-- start --

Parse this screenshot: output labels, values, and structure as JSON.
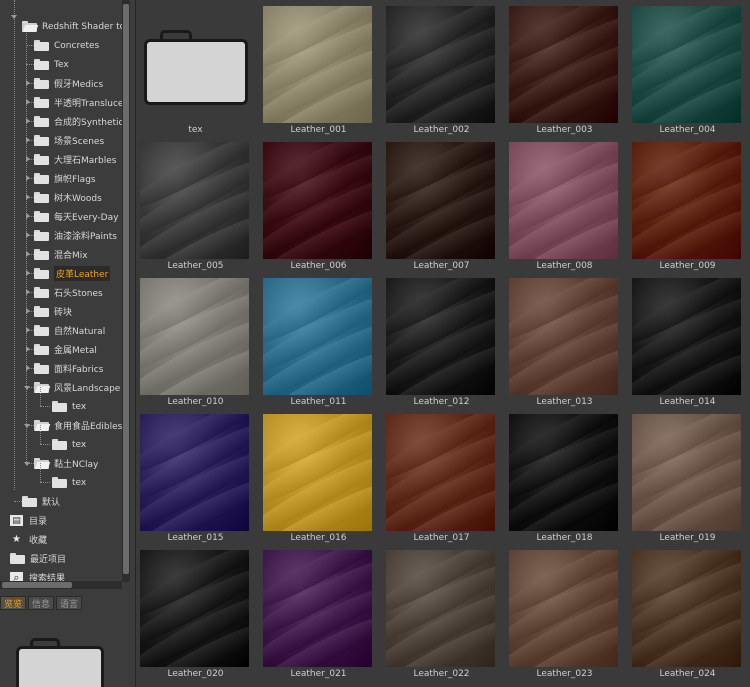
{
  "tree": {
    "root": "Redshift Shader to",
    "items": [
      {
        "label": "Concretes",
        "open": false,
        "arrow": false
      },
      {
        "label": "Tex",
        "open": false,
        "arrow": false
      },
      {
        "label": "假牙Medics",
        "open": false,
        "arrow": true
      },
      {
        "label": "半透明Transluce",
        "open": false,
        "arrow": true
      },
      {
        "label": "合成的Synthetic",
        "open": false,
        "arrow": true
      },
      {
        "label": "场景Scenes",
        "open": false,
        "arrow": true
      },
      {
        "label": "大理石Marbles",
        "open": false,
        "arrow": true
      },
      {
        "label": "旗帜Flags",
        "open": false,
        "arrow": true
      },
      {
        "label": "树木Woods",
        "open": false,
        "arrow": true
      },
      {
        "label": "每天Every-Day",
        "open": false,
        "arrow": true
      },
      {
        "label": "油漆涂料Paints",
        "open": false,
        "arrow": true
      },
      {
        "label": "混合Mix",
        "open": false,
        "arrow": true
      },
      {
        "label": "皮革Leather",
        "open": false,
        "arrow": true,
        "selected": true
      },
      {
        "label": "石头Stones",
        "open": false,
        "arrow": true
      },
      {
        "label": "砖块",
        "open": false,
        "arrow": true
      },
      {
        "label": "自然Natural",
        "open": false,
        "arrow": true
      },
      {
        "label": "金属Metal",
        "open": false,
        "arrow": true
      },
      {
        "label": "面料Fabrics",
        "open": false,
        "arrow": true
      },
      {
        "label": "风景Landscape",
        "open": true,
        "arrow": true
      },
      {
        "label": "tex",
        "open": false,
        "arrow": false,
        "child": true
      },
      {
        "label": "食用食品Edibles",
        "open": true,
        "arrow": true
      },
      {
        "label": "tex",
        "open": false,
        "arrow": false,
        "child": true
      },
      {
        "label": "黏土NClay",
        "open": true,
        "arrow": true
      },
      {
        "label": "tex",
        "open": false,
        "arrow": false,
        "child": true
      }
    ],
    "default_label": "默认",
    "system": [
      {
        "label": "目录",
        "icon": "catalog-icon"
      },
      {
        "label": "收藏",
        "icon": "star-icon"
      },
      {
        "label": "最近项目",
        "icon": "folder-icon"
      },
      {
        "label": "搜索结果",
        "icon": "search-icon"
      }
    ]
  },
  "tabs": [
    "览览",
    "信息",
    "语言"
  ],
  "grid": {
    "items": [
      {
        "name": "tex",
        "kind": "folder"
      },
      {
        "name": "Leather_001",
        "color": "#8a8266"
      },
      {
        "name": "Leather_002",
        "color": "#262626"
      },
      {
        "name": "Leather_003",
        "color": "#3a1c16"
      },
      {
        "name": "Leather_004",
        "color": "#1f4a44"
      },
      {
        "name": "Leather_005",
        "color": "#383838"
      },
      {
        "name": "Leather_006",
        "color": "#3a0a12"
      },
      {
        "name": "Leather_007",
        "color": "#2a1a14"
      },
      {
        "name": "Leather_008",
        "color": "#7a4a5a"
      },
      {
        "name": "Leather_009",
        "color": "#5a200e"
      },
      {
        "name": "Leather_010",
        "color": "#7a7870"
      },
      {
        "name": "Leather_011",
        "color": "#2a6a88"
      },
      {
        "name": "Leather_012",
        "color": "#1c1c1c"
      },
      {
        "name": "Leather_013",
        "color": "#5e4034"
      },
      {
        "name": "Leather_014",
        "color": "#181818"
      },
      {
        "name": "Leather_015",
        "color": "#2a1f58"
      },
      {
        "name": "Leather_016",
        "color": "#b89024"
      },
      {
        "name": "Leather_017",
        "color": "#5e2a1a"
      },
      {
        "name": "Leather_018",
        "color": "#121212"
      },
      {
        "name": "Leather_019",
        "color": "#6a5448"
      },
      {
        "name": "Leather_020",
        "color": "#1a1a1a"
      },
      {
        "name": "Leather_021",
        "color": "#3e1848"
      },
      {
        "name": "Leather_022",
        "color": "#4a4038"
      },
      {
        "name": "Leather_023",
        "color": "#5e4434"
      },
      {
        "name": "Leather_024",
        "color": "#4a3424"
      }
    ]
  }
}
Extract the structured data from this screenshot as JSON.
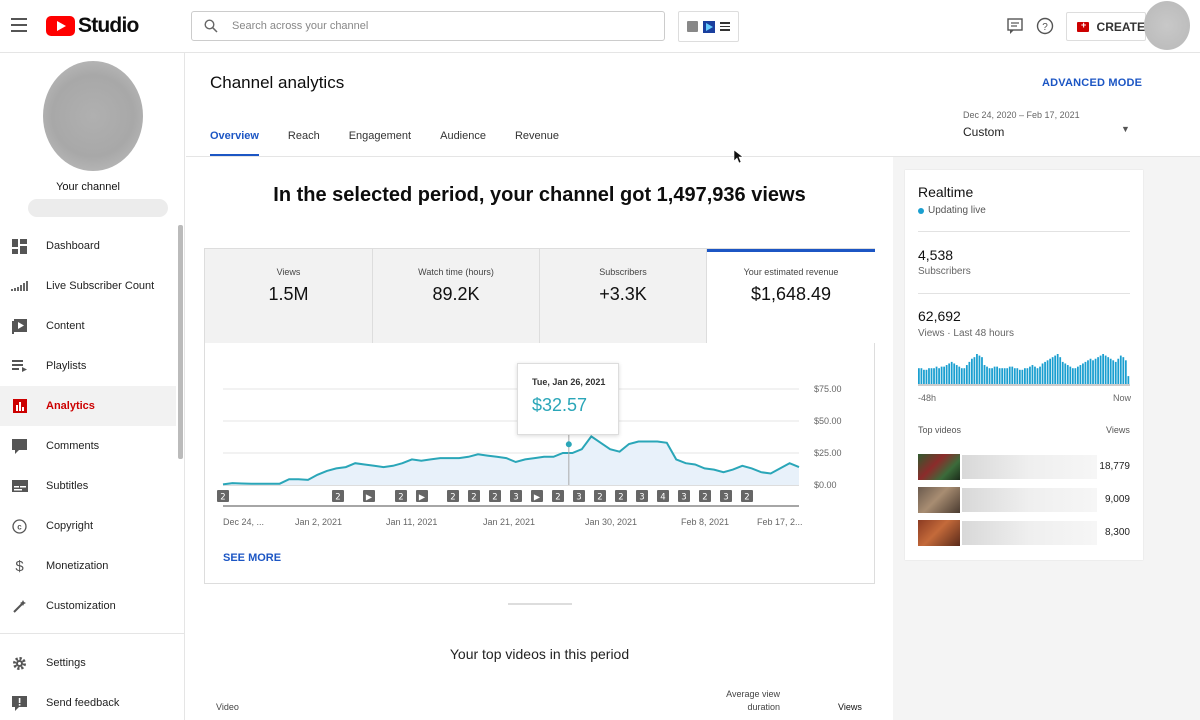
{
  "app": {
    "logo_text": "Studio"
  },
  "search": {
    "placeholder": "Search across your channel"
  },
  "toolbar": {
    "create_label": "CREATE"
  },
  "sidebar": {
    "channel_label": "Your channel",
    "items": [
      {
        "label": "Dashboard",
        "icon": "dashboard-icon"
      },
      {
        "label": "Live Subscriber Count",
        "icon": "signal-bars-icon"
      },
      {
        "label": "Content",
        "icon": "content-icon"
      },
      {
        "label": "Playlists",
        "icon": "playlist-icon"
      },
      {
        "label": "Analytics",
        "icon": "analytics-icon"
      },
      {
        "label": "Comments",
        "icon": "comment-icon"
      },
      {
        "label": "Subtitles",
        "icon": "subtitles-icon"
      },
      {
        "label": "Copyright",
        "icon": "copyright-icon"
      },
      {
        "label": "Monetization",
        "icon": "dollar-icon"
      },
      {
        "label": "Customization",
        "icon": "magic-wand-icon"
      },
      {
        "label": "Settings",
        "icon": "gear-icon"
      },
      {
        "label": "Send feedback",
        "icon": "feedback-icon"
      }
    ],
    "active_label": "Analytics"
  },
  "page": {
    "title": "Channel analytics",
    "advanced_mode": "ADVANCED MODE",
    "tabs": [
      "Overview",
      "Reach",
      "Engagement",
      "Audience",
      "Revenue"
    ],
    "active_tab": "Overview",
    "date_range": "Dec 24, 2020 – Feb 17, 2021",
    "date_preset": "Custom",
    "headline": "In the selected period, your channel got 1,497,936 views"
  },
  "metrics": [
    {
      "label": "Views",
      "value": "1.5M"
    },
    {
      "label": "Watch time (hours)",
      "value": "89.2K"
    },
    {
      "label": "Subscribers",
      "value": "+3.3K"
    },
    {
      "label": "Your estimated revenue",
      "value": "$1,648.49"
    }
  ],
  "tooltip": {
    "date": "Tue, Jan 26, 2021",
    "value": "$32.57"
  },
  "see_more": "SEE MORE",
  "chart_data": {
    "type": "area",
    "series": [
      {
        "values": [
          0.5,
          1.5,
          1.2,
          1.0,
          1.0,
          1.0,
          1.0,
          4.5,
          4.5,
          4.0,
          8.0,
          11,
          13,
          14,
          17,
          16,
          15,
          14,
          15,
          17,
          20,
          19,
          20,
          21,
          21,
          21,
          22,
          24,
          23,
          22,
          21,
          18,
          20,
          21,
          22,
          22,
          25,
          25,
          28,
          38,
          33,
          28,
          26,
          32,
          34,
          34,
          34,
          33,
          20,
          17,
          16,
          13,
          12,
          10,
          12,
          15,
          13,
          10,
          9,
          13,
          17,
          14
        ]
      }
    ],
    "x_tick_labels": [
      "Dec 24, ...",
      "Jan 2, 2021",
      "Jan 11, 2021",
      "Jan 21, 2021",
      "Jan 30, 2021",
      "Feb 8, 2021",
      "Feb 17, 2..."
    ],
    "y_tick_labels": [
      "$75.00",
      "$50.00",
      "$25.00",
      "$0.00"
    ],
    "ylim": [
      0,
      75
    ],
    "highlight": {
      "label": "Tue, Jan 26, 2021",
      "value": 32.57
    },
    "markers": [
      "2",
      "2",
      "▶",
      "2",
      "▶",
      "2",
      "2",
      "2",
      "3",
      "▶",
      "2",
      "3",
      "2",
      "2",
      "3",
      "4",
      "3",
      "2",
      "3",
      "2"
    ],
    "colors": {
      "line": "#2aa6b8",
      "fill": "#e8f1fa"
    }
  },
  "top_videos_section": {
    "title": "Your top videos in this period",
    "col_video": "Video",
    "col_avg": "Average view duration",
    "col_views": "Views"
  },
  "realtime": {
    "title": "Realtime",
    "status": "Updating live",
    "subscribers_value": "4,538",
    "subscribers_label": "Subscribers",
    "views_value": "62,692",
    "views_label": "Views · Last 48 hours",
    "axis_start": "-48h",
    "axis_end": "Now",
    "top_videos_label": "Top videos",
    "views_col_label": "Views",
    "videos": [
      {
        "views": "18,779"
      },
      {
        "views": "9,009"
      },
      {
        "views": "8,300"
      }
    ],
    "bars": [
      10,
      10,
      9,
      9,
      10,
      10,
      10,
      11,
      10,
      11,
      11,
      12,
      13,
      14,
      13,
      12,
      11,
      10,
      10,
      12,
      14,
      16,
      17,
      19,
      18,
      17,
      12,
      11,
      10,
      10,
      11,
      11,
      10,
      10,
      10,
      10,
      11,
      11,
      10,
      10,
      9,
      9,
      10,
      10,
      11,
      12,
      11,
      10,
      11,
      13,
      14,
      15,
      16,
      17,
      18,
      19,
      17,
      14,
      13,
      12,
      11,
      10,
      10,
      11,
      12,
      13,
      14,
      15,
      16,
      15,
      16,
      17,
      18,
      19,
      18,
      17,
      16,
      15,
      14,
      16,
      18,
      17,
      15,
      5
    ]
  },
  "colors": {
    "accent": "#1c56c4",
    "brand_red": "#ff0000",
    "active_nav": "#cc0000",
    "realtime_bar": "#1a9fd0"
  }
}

-- end --

From the listing, tally every line with the word "values" in it and give only the tally.

2